TO BE DONE » Exactly how many lines have the word "tonen"? Answer with the bare number.
_ _ _ _ _ _ _
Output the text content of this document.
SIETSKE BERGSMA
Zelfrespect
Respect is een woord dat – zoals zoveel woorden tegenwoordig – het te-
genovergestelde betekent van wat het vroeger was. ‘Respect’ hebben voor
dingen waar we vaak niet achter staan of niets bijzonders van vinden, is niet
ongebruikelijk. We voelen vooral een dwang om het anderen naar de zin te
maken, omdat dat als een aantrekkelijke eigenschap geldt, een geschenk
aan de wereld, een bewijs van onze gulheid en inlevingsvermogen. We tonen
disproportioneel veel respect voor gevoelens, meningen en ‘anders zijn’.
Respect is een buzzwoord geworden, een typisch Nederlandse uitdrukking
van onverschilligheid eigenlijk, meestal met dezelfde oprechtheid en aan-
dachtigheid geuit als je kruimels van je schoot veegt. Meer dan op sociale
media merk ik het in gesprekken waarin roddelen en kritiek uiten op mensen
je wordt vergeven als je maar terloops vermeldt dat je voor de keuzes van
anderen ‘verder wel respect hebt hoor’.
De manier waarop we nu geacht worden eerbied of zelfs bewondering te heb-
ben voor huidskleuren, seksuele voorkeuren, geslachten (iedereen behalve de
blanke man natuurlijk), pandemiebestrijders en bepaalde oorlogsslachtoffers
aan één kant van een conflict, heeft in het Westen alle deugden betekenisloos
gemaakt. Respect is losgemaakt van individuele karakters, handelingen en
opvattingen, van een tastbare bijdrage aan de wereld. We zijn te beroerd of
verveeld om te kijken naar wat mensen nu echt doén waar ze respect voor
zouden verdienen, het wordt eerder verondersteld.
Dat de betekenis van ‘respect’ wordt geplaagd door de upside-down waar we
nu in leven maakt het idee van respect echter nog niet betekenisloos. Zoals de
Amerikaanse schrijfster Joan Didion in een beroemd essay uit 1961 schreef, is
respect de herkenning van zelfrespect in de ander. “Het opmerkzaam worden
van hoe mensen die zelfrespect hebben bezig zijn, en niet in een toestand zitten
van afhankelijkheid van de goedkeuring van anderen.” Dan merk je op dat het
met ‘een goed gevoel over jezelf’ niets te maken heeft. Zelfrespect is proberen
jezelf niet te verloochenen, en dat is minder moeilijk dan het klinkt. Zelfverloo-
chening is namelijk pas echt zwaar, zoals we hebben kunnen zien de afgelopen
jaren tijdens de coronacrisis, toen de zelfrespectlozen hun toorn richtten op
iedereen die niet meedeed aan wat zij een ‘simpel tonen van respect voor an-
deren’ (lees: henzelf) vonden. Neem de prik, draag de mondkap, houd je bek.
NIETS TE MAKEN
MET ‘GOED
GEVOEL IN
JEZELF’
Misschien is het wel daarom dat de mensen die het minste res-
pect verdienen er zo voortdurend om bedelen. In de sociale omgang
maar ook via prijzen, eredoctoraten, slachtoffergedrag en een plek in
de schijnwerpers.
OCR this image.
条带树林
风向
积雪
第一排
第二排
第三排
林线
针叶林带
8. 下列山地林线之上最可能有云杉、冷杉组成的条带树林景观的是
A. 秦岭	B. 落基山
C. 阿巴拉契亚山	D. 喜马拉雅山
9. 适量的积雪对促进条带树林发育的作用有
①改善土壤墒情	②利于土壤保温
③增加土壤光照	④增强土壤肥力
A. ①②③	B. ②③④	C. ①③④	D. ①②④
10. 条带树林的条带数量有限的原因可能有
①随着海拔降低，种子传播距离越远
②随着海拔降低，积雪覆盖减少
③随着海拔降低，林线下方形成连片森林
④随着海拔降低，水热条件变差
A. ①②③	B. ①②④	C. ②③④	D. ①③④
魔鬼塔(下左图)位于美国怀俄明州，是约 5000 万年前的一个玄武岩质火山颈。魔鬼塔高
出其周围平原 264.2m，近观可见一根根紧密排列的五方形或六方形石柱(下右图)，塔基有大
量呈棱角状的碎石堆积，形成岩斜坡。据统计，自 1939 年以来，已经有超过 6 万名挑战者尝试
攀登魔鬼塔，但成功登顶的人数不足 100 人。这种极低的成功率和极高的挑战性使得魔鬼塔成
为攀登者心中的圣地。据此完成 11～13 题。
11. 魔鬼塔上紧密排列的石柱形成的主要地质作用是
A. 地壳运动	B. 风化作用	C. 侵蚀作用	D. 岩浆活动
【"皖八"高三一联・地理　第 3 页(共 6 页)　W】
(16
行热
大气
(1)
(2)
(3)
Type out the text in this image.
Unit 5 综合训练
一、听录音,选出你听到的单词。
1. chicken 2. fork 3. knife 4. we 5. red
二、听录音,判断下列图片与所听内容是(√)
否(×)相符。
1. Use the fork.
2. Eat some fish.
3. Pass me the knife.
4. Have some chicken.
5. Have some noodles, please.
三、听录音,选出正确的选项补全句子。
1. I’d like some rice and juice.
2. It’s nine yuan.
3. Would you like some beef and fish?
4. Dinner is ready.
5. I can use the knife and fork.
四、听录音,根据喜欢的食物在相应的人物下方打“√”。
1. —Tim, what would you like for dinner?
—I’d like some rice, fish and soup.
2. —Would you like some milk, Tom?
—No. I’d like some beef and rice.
_ _ _ _ _ _ _
OUTPUT FOR THIS TASK » 2